# Your objective:
Examine each line of the data. Copy those that contain the string "وزرعوها".
Begin Provided data
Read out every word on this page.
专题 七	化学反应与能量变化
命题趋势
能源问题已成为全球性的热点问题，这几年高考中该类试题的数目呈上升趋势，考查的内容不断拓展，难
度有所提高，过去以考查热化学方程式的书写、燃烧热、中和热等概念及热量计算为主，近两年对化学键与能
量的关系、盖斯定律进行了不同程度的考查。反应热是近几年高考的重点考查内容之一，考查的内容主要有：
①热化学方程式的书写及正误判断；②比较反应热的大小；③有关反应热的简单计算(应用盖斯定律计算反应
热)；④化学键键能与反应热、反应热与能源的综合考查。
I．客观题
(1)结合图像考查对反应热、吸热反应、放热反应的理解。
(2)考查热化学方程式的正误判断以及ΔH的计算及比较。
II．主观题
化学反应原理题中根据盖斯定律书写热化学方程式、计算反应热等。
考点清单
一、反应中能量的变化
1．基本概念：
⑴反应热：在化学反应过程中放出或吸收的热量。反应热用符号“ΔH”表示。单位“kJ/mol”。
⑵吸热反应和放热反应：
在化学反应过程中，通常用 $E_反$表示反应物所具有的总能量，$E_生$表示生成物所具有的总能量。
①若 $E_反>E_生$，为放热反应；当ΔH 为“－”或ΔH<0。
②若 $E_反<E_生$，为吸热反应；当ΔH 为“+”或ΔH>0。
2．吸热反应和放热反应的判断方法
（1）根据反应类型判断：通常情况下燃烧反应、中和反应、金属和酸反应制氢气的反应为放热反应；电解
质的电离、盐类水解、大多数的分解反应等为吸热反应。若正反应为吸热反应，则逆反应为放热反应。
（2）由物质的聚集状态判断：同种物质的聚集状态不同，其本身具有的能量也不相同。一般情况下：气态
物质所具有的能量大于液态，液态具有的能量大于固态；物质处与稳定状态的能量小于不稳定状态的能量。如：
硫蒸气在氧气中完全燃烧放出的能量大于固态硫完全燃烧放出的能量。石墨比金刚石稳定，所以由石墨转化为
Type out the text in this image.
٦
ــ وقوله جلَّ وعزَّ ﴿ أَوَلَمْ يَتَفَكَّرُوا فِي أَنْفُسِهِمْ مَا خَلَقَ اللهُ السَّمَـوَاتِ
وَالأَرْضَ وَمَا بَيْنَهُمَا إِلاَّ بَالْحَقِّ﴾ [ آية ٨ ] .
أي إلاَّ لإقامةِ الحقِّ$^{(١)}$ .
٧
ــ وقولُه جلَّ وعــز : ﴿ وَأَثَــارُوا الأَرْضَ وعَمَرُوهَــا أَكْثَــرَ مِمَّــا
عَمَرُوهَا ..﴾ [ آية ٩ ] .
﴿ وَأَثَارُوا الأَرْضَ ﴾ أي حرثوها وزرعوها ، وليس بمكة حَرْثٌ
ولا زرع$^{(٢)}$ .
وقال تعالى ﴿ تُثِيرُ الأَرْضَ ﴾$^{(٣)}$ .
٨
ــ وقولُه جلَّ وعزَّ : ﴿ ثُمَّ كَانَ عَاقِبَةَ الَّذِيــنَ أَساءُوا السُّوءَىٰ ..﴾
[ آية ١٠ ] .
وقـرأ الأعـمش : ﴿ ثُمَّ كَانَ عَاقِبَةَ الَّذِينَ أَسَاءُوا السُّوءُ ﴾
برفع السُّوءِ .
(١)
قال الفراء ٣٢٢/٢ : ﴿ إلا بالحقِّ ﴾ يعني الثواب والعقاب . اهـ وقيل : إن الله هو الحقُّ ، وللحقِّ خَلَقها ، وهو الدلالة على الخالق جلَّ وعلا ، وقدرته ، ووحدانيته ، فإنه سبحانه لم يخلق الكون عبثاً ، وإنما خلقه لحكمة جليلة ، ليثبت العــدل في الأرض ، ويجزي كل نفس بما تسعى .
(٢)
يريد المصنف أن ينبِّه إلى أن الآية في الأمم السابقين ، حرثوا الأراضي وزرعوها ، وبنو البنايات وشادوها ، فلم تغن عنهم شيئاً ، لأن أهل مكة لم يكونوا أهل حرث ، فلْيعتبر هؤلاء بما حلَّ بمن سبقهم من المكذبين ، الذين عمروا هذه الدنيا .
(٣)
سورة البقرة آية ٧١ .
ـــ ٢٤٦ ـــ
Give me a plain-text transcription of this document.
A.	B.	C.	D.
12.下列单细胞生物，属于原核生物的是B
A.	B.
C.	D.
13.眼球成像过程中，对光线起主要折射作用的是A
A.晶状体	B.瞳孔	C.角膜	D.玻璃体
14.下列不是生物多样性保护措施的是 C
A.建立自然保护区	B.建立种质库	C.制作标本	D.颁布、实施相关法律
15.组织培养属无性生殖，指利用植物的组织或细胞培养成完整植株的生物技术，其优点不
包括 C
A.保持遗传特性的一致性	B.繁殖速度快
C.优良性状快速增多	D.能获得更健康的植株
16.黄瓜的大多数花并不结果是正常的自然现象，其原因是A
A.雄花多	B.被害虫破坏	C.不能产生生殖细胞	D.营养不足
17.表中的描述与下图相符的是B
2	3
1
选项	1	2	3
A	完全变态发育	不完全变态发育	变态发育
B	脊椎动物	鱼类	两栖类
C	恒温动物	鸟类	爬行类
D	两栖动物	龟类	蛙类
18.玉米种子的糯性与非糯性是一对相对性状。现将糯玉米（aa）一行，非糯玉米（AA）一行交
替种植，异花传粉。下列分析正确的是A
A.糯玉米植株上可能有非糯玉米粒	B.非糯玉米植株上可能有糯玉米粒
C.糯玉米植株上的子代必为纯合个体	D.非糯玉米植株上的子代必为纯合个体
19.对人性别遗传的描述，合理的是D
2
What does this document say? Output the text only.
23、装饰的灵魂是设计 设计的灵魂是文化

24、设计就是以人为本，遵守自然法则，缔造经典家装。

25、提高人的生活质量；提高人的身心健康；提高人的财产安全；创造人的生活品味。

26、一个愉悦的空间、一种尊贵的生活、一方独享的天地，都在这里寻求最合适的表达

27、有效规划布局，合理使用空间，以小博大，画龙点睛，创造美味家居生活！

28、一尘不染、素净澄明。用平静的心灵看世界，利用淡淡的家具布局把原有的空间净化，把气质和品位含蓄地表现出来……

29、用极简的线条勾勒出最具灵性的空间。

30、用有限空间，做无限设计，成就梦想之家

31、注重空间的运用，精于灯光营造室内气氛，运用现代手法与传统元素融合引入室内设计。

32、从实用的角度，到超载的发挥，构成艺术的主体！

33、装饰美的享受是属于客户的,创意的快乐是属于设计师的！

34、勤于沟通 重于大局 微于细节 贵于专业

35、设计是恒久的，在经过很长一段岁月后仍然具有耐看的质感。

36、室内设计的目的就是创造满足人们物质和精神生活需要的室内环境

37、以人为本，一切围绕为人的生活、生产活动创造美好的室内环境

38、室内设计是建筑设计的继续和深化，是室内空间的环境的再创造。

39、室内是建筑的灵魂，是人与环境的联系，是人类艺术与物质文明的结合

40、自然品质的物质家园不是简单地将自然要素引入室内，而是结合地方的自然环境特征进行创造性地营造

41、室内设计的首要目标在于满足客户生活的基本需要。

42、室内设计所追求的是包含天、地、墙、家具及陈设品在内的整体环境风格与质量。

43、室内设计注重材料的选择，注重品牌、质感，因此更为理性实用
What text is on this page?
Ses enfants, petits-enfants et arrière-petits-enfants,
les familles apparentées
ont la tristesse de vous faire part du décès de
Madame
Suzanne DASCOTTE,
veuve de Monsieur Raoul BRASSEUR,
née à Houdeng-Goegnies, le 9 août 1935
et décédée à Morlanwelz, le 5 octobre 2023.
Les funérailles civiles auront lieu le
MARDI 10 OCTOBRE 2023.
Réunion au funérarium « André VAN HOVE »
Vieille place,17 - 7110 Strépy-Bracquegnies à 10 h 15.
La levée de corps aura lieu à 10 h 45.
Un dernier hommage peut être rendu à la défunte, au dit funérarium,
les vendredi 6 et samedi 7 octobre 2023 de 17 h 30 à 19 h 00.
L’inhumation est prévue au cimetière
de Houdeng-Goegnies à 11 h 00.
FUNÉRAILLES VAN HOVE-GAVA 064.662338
End Provided data
# Exercise result:
﴿ وَأَثَارُوا الأَرْضَ ﴾ أي حرثوها وزرعوها ، وليس بمكة حَرْثٌ
يريد المصنف أن ينبِّه إلى أن الآية في الأمم السابقين ، حرثوا الأراضي وزرعوها ، وبنو البنايات وشادوها ، فلم تغن عنهم شيئاً ، لأن أهل مكة لم يكونوا أهل حرث ، فلْيعتبر هؤلاء بما حلَّ بمن سبقهم من المكذبين ، الذين عمروا هذه الدنيا .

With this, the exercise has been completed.